▶ Dataset
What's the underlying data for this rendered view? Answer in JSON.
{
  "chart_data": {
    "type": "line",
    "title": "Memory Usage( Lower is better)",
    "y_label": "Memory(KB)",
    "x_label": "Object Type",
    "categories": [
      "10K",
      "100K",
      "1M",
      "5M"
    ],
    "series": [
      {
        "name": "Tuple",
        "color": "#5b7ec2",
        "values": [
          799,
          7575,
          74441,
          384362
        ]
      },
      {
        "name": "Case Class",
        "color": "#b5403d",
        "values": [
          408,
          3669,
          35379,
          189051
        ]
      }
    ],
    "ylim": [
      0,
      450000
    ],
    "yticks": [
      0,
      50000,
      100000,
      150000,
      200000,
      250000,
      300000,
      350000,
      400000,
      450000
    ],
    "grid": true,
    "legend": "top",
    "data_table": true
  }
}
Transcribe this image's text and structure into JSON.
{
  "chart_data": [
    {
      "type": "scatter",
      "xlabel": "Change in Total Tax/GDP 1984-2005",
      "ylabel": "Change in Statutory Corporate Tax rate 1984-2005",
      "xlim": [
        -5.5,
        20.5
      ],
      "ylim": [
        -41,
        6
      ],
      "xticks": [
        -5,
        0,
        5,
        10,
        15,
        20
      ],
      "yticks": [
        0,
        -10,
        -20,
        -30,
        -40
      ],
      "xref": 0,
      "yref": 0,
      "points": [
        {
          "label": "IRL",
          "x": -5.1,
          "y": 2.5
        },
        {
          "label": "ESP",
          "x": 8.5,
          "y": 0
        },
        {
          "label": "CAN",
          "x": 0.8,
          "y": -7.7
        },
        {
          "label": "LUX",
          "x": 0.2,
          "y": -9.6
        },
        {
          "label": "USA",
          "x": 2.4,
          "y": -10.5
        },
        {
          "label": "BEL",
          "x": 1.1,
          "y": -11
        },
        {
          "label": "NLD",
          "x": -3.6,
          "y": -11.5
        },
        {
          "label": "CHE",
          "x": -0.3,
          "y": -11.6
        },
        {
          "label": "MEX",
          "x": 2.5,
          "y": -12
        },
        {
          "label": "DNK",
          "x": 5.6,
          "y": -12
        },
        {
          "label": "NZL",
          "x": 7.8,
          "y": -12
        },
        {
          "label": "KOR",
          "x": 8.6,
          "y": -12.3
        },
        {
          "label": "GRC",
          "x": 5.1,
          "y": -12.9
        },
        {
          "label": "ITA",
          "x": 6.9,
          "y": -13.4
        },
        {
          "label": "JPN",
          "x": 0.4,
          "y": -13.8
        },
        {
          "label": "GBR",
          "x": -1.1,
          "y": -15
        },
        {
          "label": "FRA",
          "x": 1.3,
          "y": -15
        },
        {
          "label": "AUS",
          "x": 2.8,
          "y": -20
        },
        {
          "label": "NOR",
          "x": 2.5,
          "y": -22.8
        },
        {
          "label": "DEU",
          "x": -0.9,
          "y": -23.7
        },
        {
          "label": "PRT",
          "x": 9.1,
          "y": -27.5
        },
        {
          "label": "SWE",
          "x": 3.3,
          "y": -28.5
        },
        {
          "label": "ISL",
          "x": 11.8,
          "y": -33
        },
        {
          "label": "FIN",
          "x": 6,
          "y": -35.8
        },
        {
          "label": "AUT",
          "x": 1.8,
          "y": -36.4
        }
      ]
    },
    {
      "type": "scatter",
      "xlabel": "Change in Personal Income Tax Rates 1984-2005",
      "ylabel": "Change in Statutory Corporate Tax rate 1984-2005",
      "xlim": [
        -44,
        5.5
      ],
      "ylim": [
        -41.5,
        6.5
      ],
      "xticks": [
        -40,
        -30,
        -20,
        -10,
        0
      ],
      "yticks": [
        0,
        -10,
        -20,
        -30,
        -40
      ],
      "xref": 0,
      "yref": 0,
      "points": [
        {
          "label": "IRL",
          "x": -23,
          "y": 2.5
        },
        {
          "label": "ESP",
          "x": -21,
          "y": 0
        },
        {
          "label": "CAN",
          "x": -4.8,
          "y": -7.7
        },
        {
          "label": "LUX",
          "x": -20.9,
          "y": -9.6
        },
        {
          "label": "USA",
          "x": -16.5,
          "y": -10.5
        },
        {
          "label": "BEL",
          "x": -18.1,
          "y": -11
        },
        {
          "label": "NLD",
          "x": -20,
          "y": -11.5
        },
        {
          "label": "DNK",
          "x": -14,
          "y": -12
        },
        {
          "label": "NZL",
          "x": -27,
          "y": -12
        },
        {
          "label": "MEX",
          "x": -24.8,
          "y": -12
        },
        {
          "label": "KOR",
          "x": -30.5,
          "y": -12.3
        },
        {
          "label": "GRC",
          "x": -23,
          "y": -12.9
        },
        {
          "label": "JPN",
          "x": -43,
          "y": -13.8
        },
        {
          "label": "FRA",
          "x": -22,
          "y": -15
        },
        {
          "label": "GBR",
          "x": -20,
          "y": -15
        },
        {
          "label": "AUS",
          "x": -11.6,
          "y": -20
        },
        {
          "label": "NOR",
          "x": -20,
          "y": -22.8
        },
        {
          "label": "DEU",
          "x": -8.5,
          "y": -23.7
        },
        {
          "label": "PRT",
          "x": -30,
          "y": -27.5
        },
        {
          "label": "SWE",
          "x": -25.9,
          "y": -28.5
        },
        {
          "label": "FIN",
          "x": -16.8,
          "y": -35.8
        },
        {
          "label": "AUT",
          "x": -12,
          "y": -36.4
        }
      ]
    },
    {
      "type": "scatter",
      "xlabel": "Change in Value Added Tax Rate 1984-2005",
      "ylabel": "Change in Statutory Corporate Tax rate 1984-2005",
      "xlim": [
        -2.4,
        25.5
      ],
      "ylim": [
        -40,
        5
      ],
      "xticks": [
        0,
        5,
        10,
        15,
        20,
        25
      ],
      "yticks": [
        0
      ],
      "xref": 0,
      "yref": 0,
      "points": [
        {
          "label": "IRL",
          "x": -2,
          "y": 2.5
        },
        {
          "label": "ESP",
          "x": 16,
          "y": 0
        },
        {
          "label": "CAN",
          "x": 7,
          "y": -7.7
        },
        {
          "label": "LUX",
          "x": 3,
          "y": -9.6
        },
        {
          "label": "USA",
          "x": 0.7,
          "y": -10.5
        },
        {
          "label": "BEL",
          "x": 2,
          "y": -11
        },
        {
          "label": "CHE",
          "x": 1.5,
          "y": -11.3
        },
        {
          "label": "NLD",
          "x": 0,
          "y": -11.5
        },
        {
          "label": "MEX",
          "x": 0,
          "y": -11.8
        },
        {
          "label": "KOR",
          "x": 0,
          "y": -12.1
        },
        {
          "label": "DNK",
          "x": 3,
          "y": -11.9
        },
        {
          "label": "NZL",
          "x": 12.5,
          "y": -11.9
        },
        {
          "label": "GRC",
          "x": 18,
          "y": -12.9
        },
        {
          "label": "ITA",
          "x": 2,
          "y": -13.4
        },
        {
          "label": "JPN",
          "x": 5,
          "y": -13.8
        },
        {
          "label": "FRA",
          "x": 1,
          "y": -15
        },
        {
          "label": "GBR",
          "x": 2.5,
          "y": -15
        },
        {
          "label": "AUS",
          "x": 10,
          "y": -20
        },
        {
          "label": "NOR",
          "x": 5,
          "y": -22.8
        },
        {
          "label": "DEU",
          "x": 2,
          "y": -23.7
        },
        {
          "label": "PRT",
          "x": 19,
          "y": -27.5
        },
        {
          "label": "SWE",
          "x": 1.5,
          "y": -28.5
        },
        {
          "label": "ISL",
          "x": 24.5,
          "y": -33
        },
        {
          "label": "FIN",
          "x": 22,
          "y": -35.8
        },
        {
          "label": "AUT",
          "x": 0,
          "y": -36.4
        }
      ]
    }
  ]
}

▶ Stated exercise
The entries above must be returned exactly.

▶ Finished task
What's the underlying data for this rendered view? Answer in JSON.
{
  "chart_data": {
    "type": "line",
    "title": "Memory Usage( Lower is better)",
    "y_label": "Memory(KB)",
    "x_label": "Object Type",
    "categories": [
      "10K",
      "100K",
      "1M",
      "5M"
    ],
    "series": [
      {
        "name": "Tuple",
        "color": "#5b7ec2",
        "values": [
          799,
          7575,
          74441,
          384362
        ]
      },
      {
        "name": "Case Class",
        "color": "#b5403d",
        "values": [
          408,
          3669,
          35379,
          189051
        ]
      }
    ],
    "ylim": [
      0,
      450000
    ],
    "yticks": [
      0,
      50000,
      100000,
      150000,
      200000,
      250000,
      300000,
      350000,
      400000,
      450000
    ],
    "grid": true,
    "legend": "top",
    "data_table": true
  }
}
Transcribe this image's text and structure into JSON.
{
  "chart_data": [
    {
      "type": "scatter",
      "xlabel": "Change in Total Tax/GDP 1984-2005",
      "ylabel": "Change in Statutory Corporate Tax rate 1984-2005",
      "xlim": [
        -5.5,
        20.5
      ],
      "ylim": [
        -41,
        6
      ],
      "xticks": [
        -5,
        0,
        5,
        10,
        15,
        20
      ],
      "yticks": [
        0,
        -10,
        -20,
        -30,
        -40
      ],
      "xref": 0,
      "yref": 0,
      "points": [
        {
          "label": "IRL",
          "x": -5.1,
          "y": 2.5
        },
        {
          "label": "ESP",
          "x": 8.5,
          "y": 0
        },
        {
          "label": "CAN",
          "x": 0.8,
          "y": -7.7
        },
        {
          "label": "LUX",
          "x": 0.2,
          "y": -9.6
        },
        {
          "label": "USA",
          "x": 2.4,
          "y": -10.5
        },
        {
          "label": "BEL",
          "x": 1.1,
          "y": -11
        },
        {
          "label": "NLD",
          "x": -3.6,
          "y": -11.5
        },
        {
          "label": "CHE",
          "x": -0.3,
          "y": -11.6
        },
        {
          "label": "MEX",
          "x": 2.5,
          "y": -12
        },
        {
          "label": "DNK",
          "x": 5.6,
          "y": -12
        },
        {
          "label": "NZL",
          "x": 7.8,
          "y": -12
        },
        {
          "label": "KOR",
          "x": 8.6,
          "y": -12.3
        },
        {
          "label": "GRC",
          "x": 5.1,
          "y": -12.9
        },
        {
          "label": "ITA",
          "x": 6.9,
          "y": -13.4
        },
        {
          "label": "JPN",
          "x": 0.4,
          "y": -13.8
        },
        {
          "label": "GBR",
          "x": -1.1,
          "y": -15
        },
        {
          "label": "FRA",
          "x": 1.3,
          "y": -15
        },
        {
          "label": "AUS",
          "x": 2.8,
          "y": -20
        },
        {
          "label": "NOR",
          "x": 2.5,
          "y": -22.8
        },
        {
          "label": "DEU",
          "x": -0.9,
          "y": -23.7
        },
        {
          "label": "PRT",
          "x": 9.1,
          "y": -27.5
        },
        {
          "label": "SWE",
          "x": 3.3,
          "y": -28.5
        },
        {
          "label": "ISL",
          "x": 11.8,
          "y": -33
        },
        {
          "label": "FIN",
          "x": 6,
          "y": -35.8
        },
        {
          "label": "AUT",
          "x": 1.8,
          "y": -36.4
        }
      ]
    },
    {
      "type": "scatter",
      "xlabel": "Change in Personal Income Tax Rates 1984-2005",
      "ylabel": "Change in Statutory Corporate Tax rate 1984-2005",
      "xlim": [
        -44,
        5.5
      ],
      "ylim": [
        -41.5,
        6.5
      ],
      "xticks": [
        -40,
        -30,
        -20,
        -10,
        0
      ],
      "yticks": [
        0,
        -10,
        -20,
        -30,
        -40
      ],
      "xref": 0,
      "yref": 0,
      "points": [
        {
          "label": "IRL",
          "x": -23,
          "y": 2.5
        },
        {
          "label": "ESP",
          "x": -21,
          "y": 0
        },
        {
          "label": "CAN",
          "x": -4.8,
          "y": -7.7
        },
        {
          "label": "LUX",
          "x": -20.9,
          "y": -9.6
        },
        {
          "label": "USA",
          "x": -16.5,
          "y": -10.5
        },
        {
          "label": "BEL",
          "x": -18.1,
          "y": -11
        },
        {
          "label": "NLD",
          "x": -20,
          "y": -11.5
        },
        {
          "label": "DNK",
          "x": -14,
          "y": -12
        },
        {
          "label": "NZL",
          "x": -27,
          "y": -12
        },
        {
          "label": "MEX",
          "x": -24.8,
          "y": -12
        },
        {
          "label": "KOR",
          "x": -30.5,
          "y": -12.3
        },
        {
          "label": "GRC",
          "x": -23,
          "y": -12.9
        },
        {
          "label": "JPN",
          "x": -43,
          "y": -13.8
        },
        {
          "label": "FRA",
          "x": -22,
          "y": -15
        },
        {
          "label": "GBR",
          "x": -20,
          "y": -15
        },
        {
          "label": "AUS",
          "x": -11.6,
          "y": -20
        },
        {
          "label": "NOR",
          "x": -20,
          "y": -22.8
        },
        {
          "label": "DEU",
          "x": -8.5,
          "y": -23.7
        },
        {
          "label": "PRT",
          "x": -30,
          "y": -27.5
        },
        {
          "label": "SWE",
          "x": -25.9,
          "y": -28.5
        },
        {
          "label": "FIN",
          "x": -16.8,
          "y": -35.8
        },
        {
          "label": "AUT",
          "x": -12,
          "y": -36.4
        }
      ]
    },
    {
      "type": "scatter",
      "xlabel": "Change in Value Added Tax Rate 1984-2005",
      "ylabel": "Change in Statutory Corporate Tax rate 1984-2005",
      "xlim": [
        -2.4,
        25.5
      ],
      "ylim": [
        -40,
        5
      ],
      "xticks": [
        0,
        5,
        10,
        15,
        20,
        25
      ],
      "yticks": [
        0
      ],
      "xref": 0,
      "yref": 0,
      "points": [
        {
          "label": "IRL",
          "x": -2,
          "y": 2.5
        },
        {
          "label": "ESP",
          "x": 16,
          "y": 0
        },
        {
          "label": "CAN",
          "x": 7,
          "y": -7.7
        },
        {
          "label": "LUX",
          "x": 3,
          "y": -9.6
        },
        {
          "label": "USA",
          "x": 0.7,
          "y": -10.5
        },
        {
          "label": "BEL",
          "x": 2,
          "y": -11
        },
        {
          "label": "CHE",
          "x": 1.5,
          "y": -11.3
        },
        {
          "label": "NLD",
          "x": 0,
          "y": -11.5
        },
        {
          "label": "MEX",
          "x": 0,
          "y": -11.8
        },
        {
          "label": "KOR",
          "x": 0,
          "y": -12.1
        },
        {
          "label": "DNK",
          "x": 3,
          "y": -11.9
        },
        {
          "label": "NZL",
          "x": 12.5,
          "y": -11.9
        },
        {
          "label": "GRC",
          "x": 18,
          "y": -12.9
        },
        {
          "label": "ITA",
          "x": 2,
          "y": -13.4
        },
        {
          "label": "JPN",
          "x": 5,
          "y": -13.8
        },
        {
          "label": "FRA",
          "x": 1,
          "y": -15
        },
        {
          "label": "GBR",
          "x": 2.5,
          "y": -15
        },
        {
          "label": "AUS",
          "x": 10,
          "y": -20
        },
        {
          "label": "NOR",
          "x": 5,
          "y": -22.8
        },
        {
          "label": "DEU",
          "x": 2,
          "y": -23.7
        },
        {
          "label": "PRT",
          "x": 19,
          "y": -27.5
        },
        {
          "label": "SWE",
          "x": 1.5,
          "y": -28.5
        },
        {
          "label": "ISL",
          "x": 24.5,
          "y": -33
        },
        {
          "label": "FIN",
          "x": 22,
          "y": -35.8
        },
        {
          "label": "AUT",
          "x": 0,
          "y": -36.4
        }
      ]
    }
  ]
}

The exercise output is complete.